Exercise brief: What follows is a set of records, each of which is to be written out exactly.

[begin Data for this task]

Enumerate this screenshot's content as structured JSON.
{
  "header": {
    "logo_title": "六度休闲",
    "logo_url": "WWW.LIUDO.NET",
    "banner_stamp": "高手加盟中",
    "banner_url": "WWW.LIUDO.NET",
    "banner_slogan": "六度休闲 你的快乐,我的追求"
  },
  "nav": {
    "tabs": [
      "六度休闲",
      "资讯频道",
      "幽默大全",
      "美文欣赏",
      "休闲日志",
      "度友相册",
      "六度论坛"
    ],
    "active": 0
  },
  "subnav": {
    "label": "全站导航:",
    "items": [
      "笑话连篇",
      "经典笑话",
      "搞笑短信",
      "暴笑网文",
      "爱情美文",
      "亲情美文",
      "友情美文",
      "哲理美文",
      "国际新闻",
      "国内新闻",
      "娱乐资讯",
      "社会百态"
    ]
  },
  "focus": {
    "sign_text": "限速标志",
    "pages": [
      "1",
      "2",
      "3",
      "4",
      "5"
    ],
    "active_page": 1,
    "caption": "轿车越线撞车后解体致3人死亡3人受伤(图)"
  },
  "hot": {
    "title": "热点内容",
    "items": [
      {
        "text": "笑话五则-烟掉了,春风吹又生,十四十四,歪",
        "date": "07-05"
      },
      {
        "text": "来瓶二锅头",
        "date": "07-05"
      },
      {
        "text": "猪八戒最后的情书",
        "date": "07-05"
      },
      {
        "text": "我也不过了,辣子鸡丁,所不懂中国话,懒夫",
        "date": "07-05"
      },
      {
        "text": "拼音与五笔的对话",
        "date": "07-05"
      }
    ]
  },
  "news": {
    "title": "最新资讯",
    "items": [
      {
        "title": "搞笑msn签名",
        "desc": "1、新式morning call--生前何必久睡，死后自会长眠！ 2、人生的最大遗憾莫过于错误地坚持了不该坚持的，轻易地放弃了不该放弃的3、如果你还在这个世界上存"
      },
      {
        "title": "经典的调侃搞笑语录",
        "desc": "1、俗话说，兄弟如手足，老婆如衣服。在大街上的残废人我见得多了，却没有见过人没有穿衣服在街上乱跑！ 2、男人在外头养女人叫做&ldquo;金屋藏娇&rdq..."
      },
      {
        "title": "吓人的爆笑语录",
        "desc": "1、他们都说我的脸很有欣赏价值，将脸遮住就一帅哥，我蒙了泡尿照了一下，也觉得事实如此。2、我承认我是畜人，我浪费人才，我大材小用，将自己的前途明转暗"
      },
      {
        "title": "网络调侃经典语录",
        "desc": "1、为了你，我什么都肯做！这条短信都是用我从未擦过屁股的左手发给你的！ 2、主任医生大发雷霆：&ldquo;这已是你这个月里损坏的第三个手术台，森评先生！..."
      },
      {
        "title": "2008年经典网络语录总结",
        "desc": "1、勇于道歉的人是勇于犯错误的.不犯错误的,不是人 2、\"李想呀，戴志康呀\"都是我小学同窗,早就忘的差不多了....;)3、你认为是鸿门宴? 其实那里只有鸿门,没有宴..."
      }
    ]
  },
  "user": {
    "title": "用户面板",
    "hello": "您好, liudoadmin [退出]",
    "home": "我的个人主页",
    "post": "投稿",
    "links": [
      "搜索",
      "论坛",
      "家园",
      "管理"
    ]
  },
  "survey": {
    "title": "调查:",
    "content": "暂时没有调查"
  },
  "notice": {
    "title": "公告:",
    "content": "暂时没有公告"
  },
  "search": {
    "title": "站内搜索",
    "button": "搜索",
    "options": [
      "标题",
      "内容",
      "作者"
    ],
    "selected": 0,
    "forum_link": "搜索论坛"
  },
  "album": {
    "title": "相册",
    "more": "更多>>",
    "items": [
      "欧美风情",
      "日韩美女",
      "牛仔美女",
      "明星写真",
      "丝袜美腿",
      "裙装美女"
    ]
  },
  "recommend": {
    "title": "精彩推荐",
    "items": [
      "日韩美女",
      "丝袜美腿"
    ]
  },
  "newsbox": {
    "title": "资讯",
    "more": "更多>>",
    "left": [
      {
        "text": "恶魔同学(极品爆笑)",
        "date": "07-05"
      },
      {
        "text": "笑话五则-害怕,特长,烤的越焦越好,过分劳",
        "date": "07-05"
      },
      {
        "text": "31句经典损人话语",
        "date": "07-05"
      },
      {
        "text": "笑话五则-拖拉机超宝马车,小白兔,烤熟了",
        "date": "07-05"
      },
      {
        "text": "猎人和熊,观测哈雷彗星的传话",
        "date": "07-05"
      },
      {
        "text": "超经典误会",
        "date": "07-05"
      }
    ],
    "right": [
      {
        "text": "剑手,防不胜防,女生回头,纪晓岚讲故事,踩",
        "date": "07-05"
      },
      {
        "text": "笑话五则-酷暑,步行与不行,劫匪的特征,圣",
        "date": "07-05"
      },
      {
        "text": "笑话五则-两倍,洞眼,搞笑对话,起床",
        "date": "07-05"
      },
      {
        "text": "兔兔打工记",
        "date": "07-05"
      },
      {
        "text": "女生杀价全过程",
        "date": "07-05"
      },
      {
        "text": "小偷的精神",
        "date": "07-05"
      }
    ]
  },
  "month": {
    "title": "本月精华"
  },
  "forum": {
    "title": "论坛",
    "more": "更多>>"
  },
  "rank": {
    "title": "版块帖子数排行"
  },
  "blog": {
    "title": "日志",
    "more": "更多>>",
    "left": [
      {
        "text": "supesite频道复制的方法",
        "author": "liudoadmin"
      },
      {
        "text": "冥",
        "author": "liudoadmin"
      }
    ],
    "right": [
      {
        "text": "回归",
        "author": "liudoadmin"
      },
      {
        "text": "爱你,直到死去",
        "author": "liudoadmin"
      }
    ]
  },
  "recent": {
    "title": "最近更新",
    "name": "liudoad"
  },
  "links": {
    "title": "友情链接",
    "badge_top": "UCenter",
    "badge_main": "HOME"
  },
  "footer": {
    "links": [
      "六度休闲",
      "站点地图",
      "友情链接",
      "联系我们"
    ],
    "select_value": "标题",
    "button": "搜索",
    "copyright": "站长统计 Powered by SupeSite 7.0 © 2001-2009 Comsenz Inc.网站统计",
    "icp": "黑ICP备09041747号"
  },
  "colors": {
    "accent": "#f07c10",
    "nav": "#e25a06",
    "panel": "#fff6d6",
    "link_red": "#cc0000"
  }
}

[end Data for this task]

Expected answer:
Enumerate this screenshot's content as structured JSON.
{
  "header": {
    "logo_title": "六度休闲",
    "logo_url": "WWW.LIUDO.NET",
    "banner_stamp": "高手加盟中",
    "banner_url": "WWW.LIUDO.NET",
    "banner_slogan": "六度休闲 你的快乐,我的追求"
  },
  "nav": {
    "tabs": [
      "六度休闲",
      "资讯频道",
      "幽默大全",
      "美文欣赏",
      "休闲日志",
      "度友相册",
      "六度论坛"
    ],
    "active": 0
  },
  "subnav": {
    "label": "全站导航:",
    "items": [
      "笑话连篇",
      "经典笑话",
      "搞笑短信",
      "暴笑网文",
      "爱情美文",
      "亲情美文",
      "友情美文",
      "哲理美文",
      "国际新闻",
      "国内新闻",
      "娱乐资讯",
      "社会百态"
    ]
  },
  "focus": {
    "sign_text": "限速标志",
    "pages": [
      "1",
      "2",
      "3",
      "4",
      "5"
    ],
    "active_page": 1,
    "caption": "轿车越线撞车后解体致3人死亡3人受伤(图)"
  },
  "hot": {
    "title": "热点内容",
    "items": [
      {
        "text": "笑话五则-烟掉了,春风吹又生,十四十四,歪",
        "date": "07-05"
      },
      {
        "text": "来瓶二锅头",
        "date": "07-05"
      },
      {
        "text": "猪八戒最后的情书",
        "date": "07-05"
      },
      {
        "text": "我也不过了,辣子鸡丁,所不懂中国话,懒夫",
        "date": "07-05"
      },
      {
        "text": "拼音与五笔的对话",
        "date": "07-05"
      }
    ]
  },
  "news": {
    "title": "最新资讯",
    "items": [
      {
        "title": "搞笑msn签名",
        "desc": "1、新式morning call--生前何必久睡，死后自会长眠！ 2、人生的最大遗憾莫过于错误地坚持了不该坚持的，轻易地放弃了不该放弃的3、如果你还在这个世界上存"
      },
      {
        "title": "经典的调侃搞笑语录",
        "desc": "1、俗话说，兄弟如手足，老婆如衣服。在大街上的残废人我见得多了，却没有见过人没有穿衣服在街上乱跑！ 2、男人在外头养女人叫做&ldquo;金屋藏娇&rdq..."
      },
      {
        "title": "吓人的爆笑语录",
        "desc": "1、他们都说我的脸很有欣赏价值，将脸遮住就一帅哥，我蒙了泡尿照了一下，也觉得事实如此。2、我承认我是畜人，我浪费人才，我大材小用，将自己的前途明转暗"
      },
      {
        "title": "网络调侃经典语录",
        "desc": "1、为了你，我什么都肯做！这条短信都是用我从未擦过屁股的左手发给你的！ 2、主任医生大发雷霆：&ldquo;这已是你这个月里损坏的第三个手术台，森评先生！..."
      },
      {
        "title": "2008年经典网络语录总结",
        "desc": "1、勇于道歉的人是勇于犯错误的.不犯错误的,不是人 2、\"李想呀，戴志康呀\"都是我小学同窗,早就忘的差不多了....;)3、你认为是鸿门宴? 其实那里只有鸿门,没有宴..."
      }
    ]
  },
  "user": {
    "title": "用户面板",
    "hello": "您好, liudoadmin [退出]",
    "home": "我的个人主页",
    "post": "投稿",
    "links": [
      "搜索",
      "论坛",
      "家园",
      "管理"
    ]
  },
  "survey": {
    "title": "调查:",
    "content": "暂时没有调查"
  },
  "notice": {
    "title": "公告:",
    "content": "暂时没有公告"
  },
  "search": {
    "title": "站内搜索",
    "button": "搜索",
    "options": [
      "标题",
      "内容",
      "作者"
    ],
    "selected": 0,
    "forum_link": "搜索论坛"
  },
  "album": {
    "title": "相册",
    "more": "更多>>",
    "items": [
      "欧美风情",
      "日韩美女",
      "牛仔美女",
      "明星写真",
      "丝袜美腿",
      "裙装美女"
    ]
  },
  "recommend": {
    "title": "精彩推荐",
    "items": [
      "日韩美女",
      "丝袜美腿"
    ]
  },
  "newsbox": {
    "title": "资讯",
    "more": "更多>>",
    "left": [
      {
        "text": "恶魔同学(极品爆笑)",
        "date": "07-05"
      },
      {
        "text": "笑话五则-害怕,特长,烤的越焦越好,过分劳",
        "date": "07-05"
      },
      {
        "text": "31句经典损人话语",
        "date": "07-05"
      },
      {
        "text": "笑话五则-拖拉机超宝马车,小白兔,烤熟了",
        "date": "07-05"
      },
      {
        "text": "猎人和熊,观测哈雷彗星的传话",
        "date": "07-05"
      },
      {
        "text": "超经典误会",
        "date": "07-05"
      }
    ],
    "right": [
      {
        "text": "剑手,防不胜防,女生回头,纪晓岚讲故事,踩",
        "date": "07-05"
      },
      {
        "text": "笑话五则-酷暑,步行与不行,劫匪的特征,圣",
        "date": "07-05"
      },
      {
        "text": "笑话五则-两倍,洞眼,搞笑对话,起床",
        "date": "07-05"
      },
      {
        "text": "兔兔打工记",
        "date": "07-05"
      },
      {
        "text": "女生杀价全过程",
        "date": "07-05"
      },
      {
        "text": "小偷的精神",
        "date": "07-05"
      }
    ]
  },
  "month": {
    "title": "本月精华"
  },
  "forum": {
    "title": "论坛",
    "more": "更多>>"
  },
  "rank": {
    "title": "版块帖子数排行"
  },
  "blog": {
    "title": "日志",
    "more": "更多>>",
    "left": [
      {
        "text": "supesite频道复制的方法",
        "author": "liudoadmin"
      },
      {
        "text": "冥",
        "author": "liudoadmin"
      }
    ],
    "right": [
      {
        "text": "回归",
        "author": "liudoadmin"
      },
      {
        "text": "爱你,直到死去",
        "author": "liudoadmin"
      }
    ]
  },
  "recent": {
    "title": "最近更新",
    "name": "liudoad"
  },
  "links": {
    "title": "友情链接",
    "badge_top": "UCenter",
    "badge_main": "HOME"
  },
  "footer": {
    "links": [
      "六度休闲",
      "站点地图",
      "友情链接",
      "联系我们"
    ],
    "select_value": "标题",
    "button": "搜索",
    "copyright": "站长统计 Powered by SupeSite 7.0 © 2001-2009 Comsenz Inc.网站统计",
    "icp": "黑ICP备09041747号"
  },
  "colors": {
    "accent": "#f07c10",
    "nav": "#e25a06",
    "panel": "#fff6d6",
    "link_red": "#cc0000"
  }
}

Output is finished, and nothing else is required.